■ What the exercise asks ■
Without including any pictures, copy each entry below exactly.

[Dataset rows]
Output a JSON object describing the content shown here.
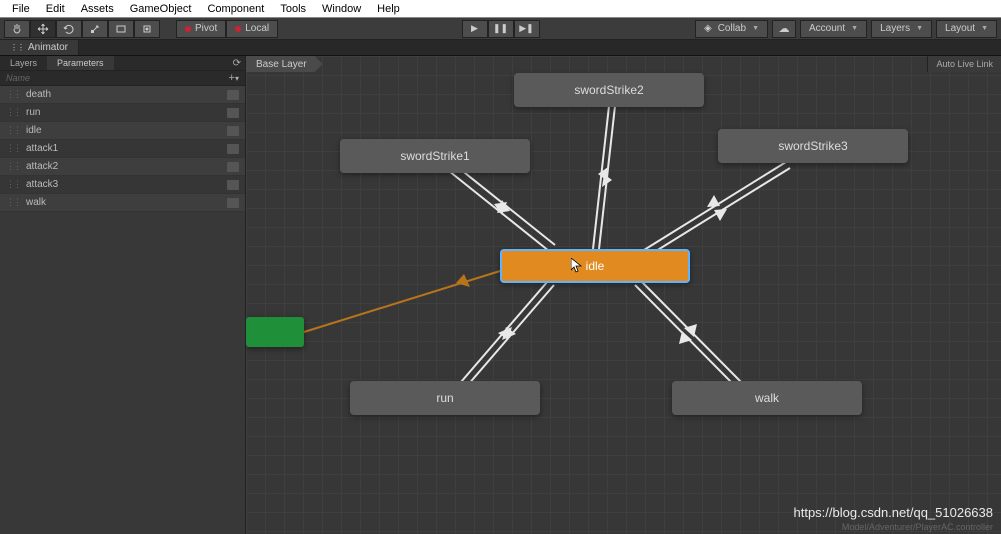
{
  "menu": {
    "items": [
      "File",
      "Edit",
      "Assets",
      "GameObject",
      "Component",
      "Tools",
      "Window",
      "Help"
    ]
  },
  "toolbar": {
    "pivot": "Pivot",
    "local": "Local",
    "collab": "Collab",
    "account": "Account",
    "layers": "Layers",
    "layout": "Layout"
  },
  "tab": {
    "title": "Animator"
  },
  "sidebar": {
    "tabs": {
      "layers": "Layers",
      "parameters": "Parameters"
    },
    "name_placeholder": "Name",
    "params": [
      {
        "name": "death"
      },
      {
        "name": "run"
      },
      {
        "name": "idle"
      },
      {
        "name": "attack1"
      },
      {
        "name": "attack2"
      },
      {
        "name": "attack3"
      },
      {
        "name": "walk"
      }
    ]
  },
  "canvas": {
    "breadcrumb": "Base Layer",
    "auto_live": "Auto Live Link",
    "nodes": {
      "swordStrike1": "swordStrike1",
      "swordStrike2": "swordStrike2",
      "swordStrike3": "swordStrike3",
      "idle": "idle",
      "run": "run",
      "walk": "walk"
    },
    "footer": "Model/Adventurer/PlayerAC.controller"
  },
  "watermark": "https://blog.csdn.net/qq_51026638"
}
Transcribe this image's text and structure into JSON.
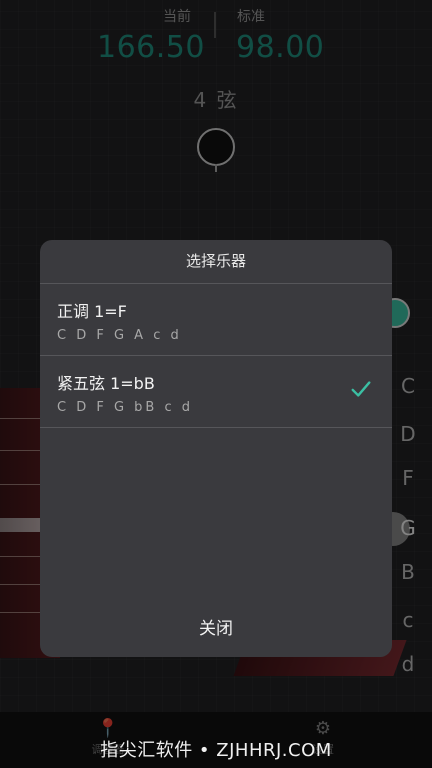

■ Finished exercise ■
Output a JSON object describing the content shown here.
{
  "menu": {
    "items": [
      "File",
      "Edit",
      "Assets",
      "GameObject",
      "Component",
      "Tools",
      "Window",
      "Help"
    ]
  },
  "toolbar": {
    "pivot": "Pivot",
    "local": "Local",
    "collab": "Collab",
    "account": "Account",
    "layers": "Layers",
    "layout": "Layout"
  },
  "tab": {
    "title": "Animator"
  },
  "sidebar": {
    "tabs": {
      "layers": "Layers",
      "parameters": "Parameters"
    },
    "name_placeholder": "Name",
    "params": [
      {
        "name": "death"
      },
      {
        "name": "run"
      },
      {
        "name": "idle"
      },
      {
        "name": "attack1"
      },
      {
        "name": "attack2"
      },
      {
        "name": "attack3"
      },
      {
        "name": "walk"
      }
    ]
  },
  "canvas": {
    "breadcrumb": "Base Layer",
    "auto_live": "Auto Live Link",
    "nodes": {
      "swordStrike1": "swordStrike1",
      "swordStrike2": "swordStrike2",
      "swordStrike3": "swordStrike3",
      "idle": "idle",
      "run": "run",
      "walk": "walk"
    },
    "footer": "Model/Adventurer/PlayerAC.controller"
  },
  "watermark": "https://blog.csdn.net/qq_51026638"
}
Transcribe this image's text and structure into JSON.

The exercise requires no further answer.